Given request:
Write out the complete material exactly as it stands.

(Extracted records)
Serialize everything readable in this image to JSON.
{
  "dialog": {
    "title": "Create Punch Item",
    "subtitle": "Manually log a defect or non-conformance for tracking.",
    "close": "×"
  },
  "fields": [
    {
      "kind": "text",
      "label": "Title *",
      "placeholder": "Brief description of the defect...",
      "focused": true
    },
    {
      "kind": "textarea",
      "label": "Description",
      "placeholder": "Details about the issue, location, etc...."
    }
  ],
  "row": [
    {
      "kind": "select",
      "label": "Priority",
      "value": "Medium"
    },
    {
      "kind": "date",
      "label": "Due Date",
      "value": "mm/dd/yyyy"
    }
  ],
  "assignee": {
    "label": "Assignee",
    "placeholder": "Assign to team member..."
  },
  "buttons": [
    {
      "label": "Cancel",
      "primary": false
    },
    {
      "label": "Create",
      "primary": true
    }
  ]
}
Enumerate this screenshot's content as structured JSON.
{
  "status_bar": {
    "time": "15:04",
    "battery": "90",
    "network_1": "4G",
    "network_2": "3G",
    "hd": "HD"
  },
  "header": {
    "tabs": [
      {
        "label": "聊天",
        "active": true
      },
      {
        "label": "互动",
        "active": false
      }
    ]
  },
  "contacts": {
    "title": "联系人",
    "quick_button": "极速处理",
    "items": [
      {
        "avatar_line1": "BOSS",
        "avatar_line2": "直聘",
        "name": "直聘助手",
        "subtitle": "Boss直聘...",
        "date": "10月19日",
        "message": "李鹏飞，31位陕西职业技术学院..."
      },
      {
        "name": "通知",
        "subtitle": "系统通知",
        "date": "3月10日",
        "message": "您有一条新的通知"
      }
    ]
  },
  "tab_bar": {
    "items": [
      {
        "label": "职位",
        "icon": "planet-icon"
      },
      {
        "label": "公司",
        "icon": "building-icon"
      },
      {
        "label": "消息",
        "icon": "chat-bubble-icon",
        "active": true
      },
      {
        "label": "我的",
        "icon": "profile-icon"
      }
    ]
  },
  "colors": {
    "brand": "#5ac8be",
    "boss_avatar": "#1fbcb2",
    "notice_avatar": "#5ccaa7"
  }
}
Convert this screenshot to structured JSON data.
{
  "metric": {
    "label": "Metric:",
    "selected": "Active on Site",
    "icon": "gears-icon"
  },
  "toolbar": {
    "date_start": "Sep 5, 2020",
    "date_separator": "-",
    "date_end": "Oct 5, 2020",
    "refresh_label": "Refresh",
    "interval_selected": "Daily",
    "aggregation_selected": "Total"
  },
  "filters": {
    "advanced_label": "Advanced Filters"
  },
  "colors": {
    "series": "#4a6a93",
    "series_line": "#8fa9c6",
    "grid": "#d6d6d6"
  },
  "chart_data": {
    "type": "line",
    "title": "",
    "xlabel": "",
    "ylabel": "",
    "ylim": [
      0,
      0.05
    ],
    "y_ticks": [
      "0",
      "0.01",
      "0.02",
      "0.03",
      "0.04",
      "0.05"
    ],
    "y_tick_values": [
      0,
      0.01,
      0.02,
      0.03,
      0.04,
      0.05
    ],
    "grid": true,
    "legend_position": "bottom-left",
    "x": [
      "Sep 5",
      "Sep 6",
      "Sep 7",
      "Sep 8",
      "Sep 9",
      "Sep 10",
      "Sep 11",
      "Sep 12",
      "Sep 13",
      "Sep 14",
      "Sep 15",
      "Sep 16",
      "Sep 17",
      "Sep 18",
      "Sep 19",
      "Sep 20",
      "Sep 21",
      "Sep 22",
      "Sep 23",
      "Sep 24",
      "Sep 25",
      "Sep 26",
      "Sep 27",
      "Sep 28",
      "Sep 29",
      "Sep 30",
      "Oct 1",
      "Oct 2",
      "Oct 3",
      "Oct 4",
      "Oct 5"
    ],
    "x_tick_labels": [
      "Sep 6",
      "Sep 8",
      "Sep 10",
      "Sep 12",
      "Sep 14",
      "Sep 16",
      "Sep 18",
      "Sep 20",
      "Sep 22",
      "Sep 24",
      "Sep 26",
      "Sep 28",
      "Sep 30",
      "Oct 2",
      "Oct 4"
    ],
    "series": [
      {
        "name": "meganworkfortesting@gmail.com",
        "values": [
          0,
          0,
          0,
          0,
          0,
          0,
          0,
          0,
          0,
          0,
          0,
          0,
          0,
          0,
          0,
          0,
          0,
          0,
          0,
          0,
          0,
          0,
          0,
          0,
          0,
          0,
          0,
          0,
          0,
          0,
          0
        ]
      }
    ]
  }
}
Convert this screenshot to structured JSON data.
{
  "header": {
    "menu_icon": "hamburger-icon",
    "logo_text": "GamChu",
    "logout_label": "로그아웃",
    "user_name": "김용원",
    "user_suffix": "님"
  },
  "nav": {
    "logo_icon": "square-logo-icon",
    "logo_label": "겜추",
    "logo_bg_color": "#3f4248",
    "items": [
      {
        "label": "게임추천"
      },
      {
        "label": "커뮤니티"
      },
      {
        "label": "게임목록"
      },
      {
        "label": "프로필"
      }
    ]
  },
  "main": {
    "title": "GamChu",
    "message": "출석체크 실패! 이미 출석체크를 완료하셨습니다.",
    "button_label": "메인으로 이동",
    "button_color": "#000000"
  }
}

The reply:
Serialize everything readable in this image to JSON.
{
  "dialog": {
    "title": "Create Punch Item",
    "subtitle": "Manually log a defect or non-conformance for tracking.",
    "close": "×"
  },
  "fields": [
    {
      "kind": "text",
      "label": "Title *",
      "placeholder": "Brief description of the defect...",
      "focused": true
    },
    {
      "kind": "textarea",
      "label": "Description",
      "placeholder": "Details about the issue, location, etc...."
    }
  ],
  "row": [
    {
      "kind": "select",
      "label": "Priority",
      "value": "Medium"
    },
    {
      "kind": "date",
      "label": "Due Date",
      "value": "mm/dd/yyyy"
    }
  ],
  "assignee": {
    "label": "Assignee",
    "placeholder": "Assign to team member..."
  },
  "buttons": [
    {
      "label": "Cancel",
      "primary": false
    },
    {
      "label": "Create",
      "primary": true
    }
  ]
}
Enumerate this screenshot's content as structured JSON.
{
  "status_bar": {
    "time": "15:04",
    "battery": "90",
    "network_1": "4G",
    "network_2": "3G",
    "hd": "HD"
  },
  "header": {
    "tabs": [
      {
        "label": "聊天",
        "active": true
      },
      {
        "label": "互动",
        "active": false
      }
    ]
  },
  "contacts": {
    "title": "联系人",
    "quick_button": "极速处理",
    "items": [
      {
        "avatar_line1": "BOSS",
        "avatar_line2": "直聘",
        "name": "直聘助手",
        "subtitle": "Boss直聘...",
        "date": "10月19日",
        "message": "李鹏飞，31位陕西职业技术学院..."
      },
      {
        "name": "通知",
        "subtitle": "系统通知",
        "date": "3月10日",
        "message": "您有一条新的通知"
      }
    ]
  },
  "tab_bar": {
    "items": [
      {
        "label": "职位",
        "icon": "planet-icon"
      },
      {
        "label": "公司",
        "icon": "building-icon"
      },
      {
        "label": "消息",
        "icon": "chat-bubble-icon",
        "active": true
      },
      {
        "label": "我的",
        "icon": "profile-icon"
      }
    ]
  },
  "colors": {
    "brand": "#5ac8be",
    "boss_avatar": "#1fbcb2",
    "notice_avatar": "#5ccaa7"
  }
}
Convert this screenshot to structured JSON data.
{
  "metric": {
    "label": "Metric:",
    "selected": "Active on Site",
    "icon": "gears-icon"
  },
  "toolbar": {
    "date_start": "Sep 5, 2020",
    "date_separator": "-",
    "date_end": "Oct 5, 2020",
    "refresh_label": "Refresh",
    "interval_selected": "Daily",
    "aggregation_selected": "Total"
  },
  "filters": {
    "advanced_label": "Advanced Filters"
  },
  "colors": {
    "series": "#4a6a93",
    "series_line": "#8fa9c6",
    "grid": "#d6d6d6"
  },
  "chart_data": {
    "type": "line",
    "title": "",
    "xlabel": "",
    "ylabel": "",
    "ylim": [
      0,
      0.05
    ],
    "y_ticks": [
      "0",
      "0.01",
      "0.02",
      "0.03",
      "0.04",
      "0.05"
    ],
    "y_tick_values": [
      0,
      0.01,
      0.02,
      0.03,
      0.04,
      0.05
    ],
    "grid": true,
    "legend_position": "bottom-left",
    "x": [
      "Sep 5",
      "Sep 6",
      "Sep 7",
      "Sep 8",
      "Sep 9",
      "Sep 10",
      "Sep 11",
      "Sep 12",
      "Sep 13",
      "Sep 14",
      "Sep 15",
      "Sep 16",
      "Sep 17",
      "Sep 18",
      "Sep 19",
      "Sep 20",
      "Sep 21",
      "Sep 22",
      "Sep 23",
      "Sep 24",
      "Sep 25",
      "Sep 26",
      "Sep 27",
      "Sep 28",
      "Sep 29",
      "Sep 30",
      "Oct 1",
      "Oct 2",
      "Oct 3",
      "Oct 4",
      "Oct 5"
    ],
    "x_tick_labels": [
      "Sep 6",
      "Sep 8",
      "Sep 10",
      "Sep 12",
      "Sep 14",
      "Sep 16",
      "Sep 18",
      "Sep 20",
      "Sep 22",
      "Sep 24",
      "Sep 26",
      "Sep 28",
      "Sep 30",
      "Oct 2",
      "Oct 4"
    ],
    "series": [
      {
        "name": "meganworkfortesting@gmail.com",
        "values": [
          0,
          0,
          0,
          0,
          0,
          0,
          0,
          0,
          0,
          0,
          0,
          0,
          0,
          0,
          0,
          0,
          0,
          0,
          0,
          0,
          0,
          0,
          0,
          0,
          0,
          0,
          0,
          0,
          0,
          0,
          0
        ]
      }
    ]
  }
}
Convert this screenshot to structured JSON data.
{
  "header": {
    "menu_icon": "hamburger-icon",
    "logo_text": "GamChu",
    "logout_label": "로그아웃",
    "user_name": "김용원",
    "user_suffix": "님"
  },
  "nav": {
    "logo_icon": "square-logo-icon",
    "logo_label": "겜추",
    "logo_bg_color": "#3f4248",
    "items": [
      {
        "label": "게임추천"
      },
      {
        "label": "커뮤니티"
      },
      {
        "label": "게임목록"
      },
      {
        "label": "프로필"
      }
    ]
  },
  "main": {
    "title": "GamChu",
    "message": "출석체크 실패! 이미 출석체크를 완료하셨습니다.",
    "button_label": "메인으로 이동",
    "button_color": "#000000"
  }
}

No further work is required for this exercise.